> [The task]
The listing below should be copied in full, word for word.

* BEGIN *

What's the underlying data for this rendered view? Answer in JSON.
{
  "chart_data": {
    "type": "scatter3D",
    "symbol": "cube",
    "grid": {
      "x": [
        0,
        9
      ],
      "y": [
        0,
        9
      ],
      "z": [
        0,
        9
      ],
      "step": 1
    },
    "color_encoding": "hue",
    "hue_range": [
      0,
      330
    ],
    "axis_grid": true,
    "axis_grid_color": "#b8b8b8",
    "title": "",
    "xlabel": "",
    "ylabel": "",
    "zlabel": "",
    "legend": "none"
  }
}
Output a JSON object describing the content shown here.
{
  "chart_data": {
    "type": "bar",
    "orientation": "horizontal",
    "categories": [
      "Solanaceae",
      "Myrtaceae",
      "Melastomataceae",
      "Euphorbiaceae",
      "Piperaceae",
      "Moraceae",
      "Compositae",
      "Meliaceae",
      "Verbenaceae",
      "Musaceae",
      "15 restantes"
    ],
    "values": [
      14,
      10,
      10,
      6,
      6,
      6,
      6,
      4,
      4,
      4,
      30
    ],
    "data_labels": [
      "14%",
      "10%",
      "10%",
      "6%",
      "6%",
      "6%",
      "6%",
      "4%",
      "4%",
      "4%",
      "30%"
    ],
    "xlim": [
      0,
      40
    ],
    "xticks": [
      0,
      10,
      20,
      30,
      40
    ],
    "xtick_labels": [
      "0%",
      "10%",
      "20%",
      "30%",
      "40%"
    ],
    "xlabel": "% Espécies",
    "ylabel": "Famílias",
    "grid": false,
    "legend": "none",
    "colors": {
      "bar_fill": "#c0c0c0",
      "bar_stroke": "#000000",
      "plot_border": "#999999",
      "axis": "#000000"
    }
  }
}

* END *

> [The result]
What's the underlying data for this rendered view? Answer in JSON.
{
  "chart_data": {
    "type": "scatter3D",
    "symbol": "cube",
    "grid": {
      "x": [
        0,
        9
      ],
      "y": [
        0,
        9
      ],
      "z": [
        0,
        9
      ],
      "step": 1
    },
    "color_encoding": "hue",
    "hue_range": [
      0,
      330
    ],
    "axis_grid": true,
    "axis_grid_color": "#b8b8b8",
    "title": "",
    "xlabel": "",
    "ylabel": "",
    "zlabel": "",
    "legend": "none"
  }
}
Output a JSON object describing the content shown here.
{
  "chart_data": {
    "type": "bar",
    "orientation": "horizontal",
    "categories": [
      "Solanaceae",
      "Myrtaceae",
      "Melastomataceae",
      "Euphorbiaceae",
      "Piperaceae",
      "Moraceae",
      "Compositae",
      "Meliaceae",
      "Verbenaceae",
      "Musaceae",
      "15 restantes"
    ],
    "values": [
      14,
      10,
      10,
      6,
      6,
      6,
      6,
      4,
      4,
      4,
      30
    ],
    "data_labels": [
      "14%",
      "10%",
      "10%",
      "6%",
      "6%",
      "6%",
      "6%",
      "4%",
      "4%",
      "4%",
      "30%"
    ],
    "xlim": [
      0,
      40
    ],
    "xticks": [
      0,
      10,
      20,
      30,
      40
    ],
    "xtick_labels": [
      "0%",
      "10%",
      "20%",
      "30%",
      "40%"
    ],
    "xlabel": "% Espécies",
    "ylabel": "Famílias",
    "grid": false,
    "legend": "none",
    "colors": {
      "bar_fill": "#c0c0c0",
      "bar_stroke": "#000000",
      "plot_border": "#999999",
      "axis": "#000000"
    }
  }
}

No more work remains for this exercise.